→ YOUR ASSIGNMENT
Write out all the data again, exactly as shown.

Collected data
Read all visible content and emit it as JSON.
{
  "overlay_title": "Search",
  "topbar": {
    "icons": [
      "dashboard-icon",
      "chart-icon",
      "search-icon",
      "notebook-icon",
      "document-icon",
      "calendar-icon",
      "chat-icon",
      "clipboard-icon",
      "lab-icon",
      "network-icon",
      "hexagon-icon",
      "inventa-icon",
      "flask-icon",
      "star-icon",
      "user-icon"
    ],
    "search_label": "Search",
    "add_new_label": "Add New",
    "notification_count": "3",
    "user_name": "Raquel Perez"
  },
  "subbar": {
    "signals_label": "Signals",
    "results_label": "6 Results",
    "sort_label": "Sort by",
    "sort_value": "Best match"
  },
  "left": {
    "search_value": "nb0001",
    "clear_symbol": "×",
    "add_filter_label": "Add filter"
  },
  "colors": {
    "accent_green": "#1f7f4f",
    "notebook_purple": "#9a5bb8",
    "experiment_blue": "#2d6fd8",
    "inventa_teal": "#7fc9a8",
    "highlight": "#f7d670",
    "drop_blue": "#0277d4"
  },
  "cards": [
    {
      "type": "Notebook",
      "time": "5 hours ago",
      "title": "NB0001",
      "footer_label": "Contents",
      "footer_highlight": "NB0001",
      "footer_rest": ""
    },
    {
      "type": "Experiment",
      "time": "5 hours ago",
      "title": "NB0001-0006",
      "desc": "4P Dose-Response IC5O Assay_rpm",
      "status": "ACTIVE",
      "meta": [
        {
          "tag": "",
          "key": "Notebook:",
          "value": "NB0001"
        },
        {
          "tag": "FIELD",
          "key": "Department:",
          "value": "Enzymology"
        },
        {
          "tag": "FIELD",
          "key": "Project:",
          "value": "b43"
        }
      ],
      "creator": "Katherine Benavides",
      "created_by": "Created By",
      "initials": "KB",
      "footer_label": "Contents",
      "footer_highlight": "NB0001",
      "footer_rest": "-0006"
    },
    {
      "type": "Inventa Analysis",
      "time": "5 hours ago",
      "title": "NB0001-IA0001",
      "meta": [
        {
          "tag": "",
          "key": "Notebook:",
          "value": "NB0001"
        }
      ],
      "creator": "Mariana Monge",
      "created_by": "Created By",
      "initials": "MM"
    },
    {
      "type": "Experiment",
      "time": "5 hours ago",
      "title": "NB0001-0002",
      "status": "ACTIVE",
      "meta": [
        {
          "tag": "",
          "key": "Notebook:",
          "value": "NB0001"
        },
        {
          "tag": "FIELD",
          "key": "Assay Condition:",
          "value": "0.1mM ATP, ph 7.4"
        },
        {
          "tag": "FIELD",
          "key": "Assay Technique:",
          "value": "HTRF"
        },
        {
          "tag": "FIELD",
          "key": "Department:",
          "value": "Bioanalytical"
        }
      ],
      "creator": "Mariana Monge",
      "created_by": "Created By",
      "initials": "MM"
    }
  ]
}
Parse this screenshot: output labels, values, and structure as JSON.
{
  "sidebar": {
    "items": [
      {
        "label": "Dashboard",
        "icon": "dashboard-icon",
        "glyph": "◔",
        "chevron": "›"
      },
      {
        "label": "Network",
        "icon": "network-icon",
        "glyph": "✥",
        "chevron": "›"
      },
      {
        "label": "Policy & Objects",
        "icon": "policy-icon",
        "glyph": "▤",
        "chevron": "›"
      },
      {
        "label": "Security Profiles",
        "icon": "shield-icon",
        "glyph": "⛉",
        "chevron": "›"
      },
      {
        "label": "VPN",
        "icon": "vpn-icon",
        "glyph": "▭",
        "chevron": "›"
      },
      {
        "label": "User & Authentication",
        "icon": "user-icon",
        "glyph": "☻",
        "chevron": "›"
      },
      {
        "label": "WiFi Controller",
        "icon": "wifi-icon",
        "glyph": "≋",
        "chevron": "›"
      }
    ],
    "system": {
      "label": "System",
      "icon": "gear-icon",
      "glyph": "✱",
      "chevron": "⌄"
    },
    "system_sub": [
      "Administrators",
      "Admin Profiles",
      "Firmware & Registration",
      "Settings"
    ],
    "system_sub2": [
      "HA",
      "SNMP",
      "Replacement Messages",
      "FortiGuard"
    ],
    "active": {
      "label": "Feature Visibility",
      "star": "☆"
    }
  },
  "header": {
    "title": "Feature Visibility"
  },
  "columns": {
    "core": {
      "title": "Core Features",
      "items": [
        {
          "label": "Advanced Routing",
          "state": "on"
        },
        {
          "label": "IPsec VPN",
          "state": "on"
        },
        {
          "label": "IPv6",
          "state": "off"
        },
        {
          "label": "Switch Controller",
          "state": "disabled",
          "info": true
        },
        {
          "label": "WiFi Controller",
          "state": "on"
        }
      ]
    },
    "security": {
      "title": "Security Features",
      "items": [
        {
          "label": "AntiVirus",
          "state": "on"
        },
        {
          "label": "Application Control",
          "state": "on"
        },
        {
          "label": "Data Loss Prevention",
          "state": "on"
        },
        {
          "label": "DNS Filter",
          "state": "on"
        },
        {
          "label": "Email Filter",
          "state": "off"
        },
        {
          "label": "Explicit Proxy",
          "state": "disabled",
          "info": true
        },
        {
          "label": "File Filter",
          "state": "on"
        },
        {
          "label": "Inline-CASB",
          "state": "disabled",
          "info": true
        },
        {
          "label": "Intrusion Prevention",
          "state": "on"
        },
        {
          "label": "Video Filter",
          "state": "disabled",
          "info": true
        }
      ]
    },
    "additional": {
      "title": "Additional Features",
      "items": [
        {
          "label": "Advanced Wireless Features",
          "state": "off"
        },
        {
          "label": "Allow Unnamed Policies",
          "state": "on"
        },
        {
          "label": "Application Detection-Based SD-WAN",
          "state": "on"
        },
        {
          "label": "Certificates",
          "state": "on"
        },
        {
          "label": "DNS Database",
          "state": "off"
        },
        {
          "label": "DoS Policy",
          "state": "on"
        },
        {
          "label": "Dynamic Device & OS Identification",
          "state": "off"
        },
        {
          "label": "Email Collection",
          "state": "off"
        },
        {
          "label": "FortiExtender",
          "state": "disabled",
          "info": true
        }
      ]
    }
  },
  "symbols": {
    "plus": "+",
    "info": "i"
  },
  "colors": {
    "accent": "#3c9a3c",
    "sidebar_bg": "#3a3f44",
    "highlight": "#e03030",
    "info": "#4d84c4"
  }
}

→ COMPLETED EXERCISE
Read all visible content and emit it as JSON.
{
  "overlay_title": "Search",
  "topbar": {
    "icons": [
      "dashboard-icon",
      "chart-icon",
      "search-icon",
      "notebook-icon",
      "document-icon",
      "calendar-icon",
      "chat-icon",
      "clipboard-icon",
      "lab-icon",
      "network-icon",
      "hexagon-icon",
      "inventa-icon",
      "flask-icon",
      "star-icon",
      "user-icon"
    ],
    "search_label": "Search",
    "add_new_label": "Add New",
    "notification_count": "3",
    "user_name": "Raquel Perez"
  },
  "subbar": {
    "signals_label": "Signals",
    "results_label": "6 Results",
    "sort_label": "Sort by",
    "sort_value": "Best match"
  },
  "left": {
    "search_value": "nb0001",
    "clear_symbol": "×",
    "add_filter_label": "Add filter"
  },
  "colors": {
    "accent_green": "#1f7f4f",
    "notebook_purple": "#9a5bb8",
    "experiment_blue": "#2d6fd8",
    "inventa_teal": "#7fc9a8",
    "highlight": "#f7d670",
    "drop_blue": "#0277d4"
  },
  "cards": [
    {
      "type": "Notebook",
      "time": "5 hours ago",
      "title": "NB0001",
      "footer_label": "Contents",
      "footer_highlight": "NB0001",
      "footer_rest": ""
    },
    {
      "type": "Experiment",
      "time": "5 hours ago",
      "title": "NB0001-0006",
      "desc": "4P Dose-Response IC5O Assay_rpm",
      "status": "ACTIVE",
      "meta": [
        {
          "tag": "",
          "key": "Notebook:",
          "value": "NB0001"
        },
        {
          "tag": "FIELD",
          "key": "Department:",
          "value": "Enzymology"
        },
        {
          "tag": "FIELD",
          "key": "Project:",
          "value": "b43"
        }
      ],
      "creator": "Katherine Benavides",
      "created_by": "Created By",
      "initials": "KB",
      "footer_label": "Contents",
      "footer_highlight": "NB0001",
      "footer_rest": "-0006"
    },
    {
      "type": "Inventa Analysis",
      "time": "5 hours ago",
      "title": "NB0001-IA0001",
      "meta": [
        {
          "tag": "",
          "key": "Notebook:",
          "value": "NB0001"
        }
      ],
      "creator": "Mariana Monge",
      "created_by": "Created By",
      "initials": "MM"
    },
    {
      "type": "Experiment",
      "time": "5 hours ago",
      "title": "NB0001-0002",
      "status": "ACTIVE",
      "meta": [
        {
          "tag": "",
          "key": "Notebook:",
          "value": "NB0001"
        },
        {
          "tag": "FIELD",
          "key": "Assay Condition:",
          "value": "0.1mM ATP, ph 7.4"
        },
        {
          "tag": "FIELD",
          "key": "Assay Technique:",
          "value": "HTRF"
        },
        {
          "tag": "FIELD",
          "key": "Department:",
          "value": "Bioanalytical"
        }
      ],
      "creator": "Mariana Monge",
      "created_by": "Created By",
      "initials": "MM"
    }
  ]
}
Parse this screenshot: output labels, values, and structure as JSON.
{
  "sidebar": {
    "items": [
      {
        "label": "Dashboard",
        "icon": "dashboard-icon",
        "glyph": "◔",
        "chevron": "›"
      },
      {
        "label": "Network",
        "icon": "network-icon",
        "glyph": "✥",
        "chevron": "›"
      },
      {
        "label": "Policy & Objects",
        "icon": "policy-icon",
        "glyph": "▤",
        "chevron": "›"
      },
      {
        "label": "Security Profiles",
        "icon": "shield-icon",
        "glyph": "⛉",
        "chevron": "›"
      },
      {
        "label": "VPN",
        "icon": "vpn-icon",
        "glyph": "▭",
        "chevron": "›"
      },
      {
        "label": "User & Authentication",
        "icon": "user-icon",
        "glyph": "☻",
        "chevron": "›"
      },
      {
        "label": "WiFi Controller",
        "icon": "wifi-icon",
        "glyph": "≋",
        "chevron": "›"
      }
    ],
    "system": {
      "label": "System",
      "icon": "gear-icon",
      "glyph": "✱",
      "chevron": "⌄"
    },
    "system_sub": [
      "Administrators",
      "Admin Profiles",
      "Firmware & Registration",
      "Settings"
    ],
    "system_sub2": [
      "HA",
      "SNMP",
      "Replacement Messages",
      "FortiGuard"
    ],
    "active": {
      "label": "Feature Visibility",
      "star": "☆"
    }
  },
  "header": {
    "title": "Feature Visibility"
  },
  "columns": {
    "core": {
      "title": "Core Features",
      "items": [
        {
          "label": "Advanced Routing",
          "state": "on"
        },
        {
          "label": "IPsec VPN",
          "state": "on"
        },
        {
          "label": "IPv6",
          "state": "off"
        },
        {
          "label": "Switch Controller",
          "state": "disabled",
          "info": true
        },
        {
          "label": "WiFi Controller",
          "state": "on"
        }
      ]
    },
    "security": {
      "title": "Security Features",
      "items": [
        {
          "label": "AntiVirus",
          "state": "on"
        },
        {
          "label": "Application Control",
          "state": "on"
        },
        {
          "label": "Data Loss Prevention",
          "state": "on"
        },
        {
          "label": "DNS Filter",
          "state": "on"
        },
        {
          "label": "Email Filter",
          "state": "off"
        },
        {
          "label": "Explicit Proxy",
          "state": "disabled",
          "info": true
        },
        {
          "label": "File Filter",
          "state": "on"
        },
        {
          "label": "Inline-CASB",
          "state": "disabled",
          "info": true
        },
        {
          "label": "Intrusion Prevention",
          "state": "on"
        },
        {
          "label": "Video Filter",
          "state": "disabled",
          "info": true
        }
      ]
    },
    "additional": {
      "title": "Additional Features",
      "items": [
        {
          "label": "Advanced Wireless Features",
          "state": "off"
        },
        {
          "label": "Allow Unnamed Policies",
          "state": "on"
        },
        {
          "label": "Application Detection-Based SD-WAN",
          "state": "on"
        },
        {
          "label": "Certificates",
          "state": "on"
        },
        {
          "label": "DNS Database",
          "state": "off"
        },
        {
          "label": "DoS Policy",
          "state": "on"
        },
        {
          "label": "Dynamic Device & OS Identification",
          "state": "off"
        },
        {
          "label": "Email Collection",
          "state": "off"
        },
        {
          "label": "FortiExtender",
          "state": "disabled",
          "info": true
        }
      ]
    }
  },
  "symbols": {
    "plus": "+",
    "info": "i"
  },
  "colors": {
    "accent": "#3c9a3c",
    "sidebar_bg": "#3a3f44",
    "highlight": "#e03030",
    "info": "#4d84c4"
  }
}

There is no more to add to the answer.